— BEGIN —

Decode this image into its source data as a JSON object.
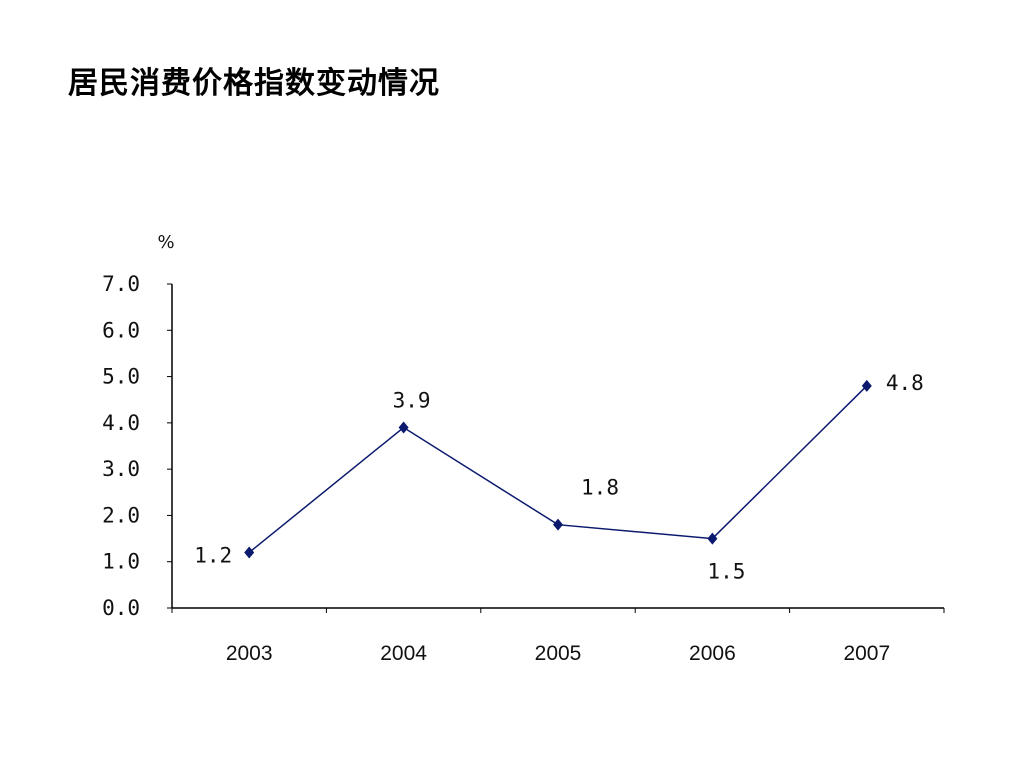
{
  "page": {
    "title": "居民消费价格指数变动情况"
  },
  "chart_data": {
    "type": "line",
    "title": "居民消费价格指数变动情况",
    "unit": "%",
    "categories": [
      "2003",
      "2004",
      "2005",
      "2006",
      "2007"
    ],
    "series": [
      {
        "values": [
          1.2,
          3.9,
          1.8,
          1.5,
          4.8
        ],
        "color": "#0b1a6e"
      }
    ],
    "data_labels": [
      "1.2",
      "3.9",
      "1.8",
      "1.5",
      "4.8"
    ],
    "ylim": [
      0,
      7
    ],
    "y_ticks": [
      "0.0",
      "1.0",
      "2.0",
      "3.0",
      "4.0",
      "5.0",
      "6.0",
      "7.0"
    ],
    "grid": false,
    "legend": "none"
  }
}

— END —

**DIRECTIONS**: Make an exact copy of the whole listing, but don't bring over any pictures.

**TASK OUTPUT**:
Decode this image into its source data as a JSON object.
{
  "page": {
    "title": "居民消费价格指数变动情况"
  },
  "chart_data": {
    "type": "line",
    "title": "居民消费价格指数变动情况",
    "unit": "%",
    "categories": [
      "2003",
      "2004",
      "2005",
      "2006",
      "2007"
    ],
    "series": [
      {
        "values": [
          1.2,
          3.9,
          1.8,
          1.5,
          4.8
        ],
        "color": "#0b1a6e"
      }
    ],
    "data_labels": [
      "1.2",
      "3.9",
      "1.8",
      "1.5",
      "4.8"
    ],
    "ylim": [
      0,
      7
    ],
    "y_ticks": [
      "0.0",
      "1.0",
      "2.0",
      "3.0",
      "4.0",
      "5.0",
      "6.0",
      "7.0"
    ],
    "grid": false,
    "legend": "none"
  }
}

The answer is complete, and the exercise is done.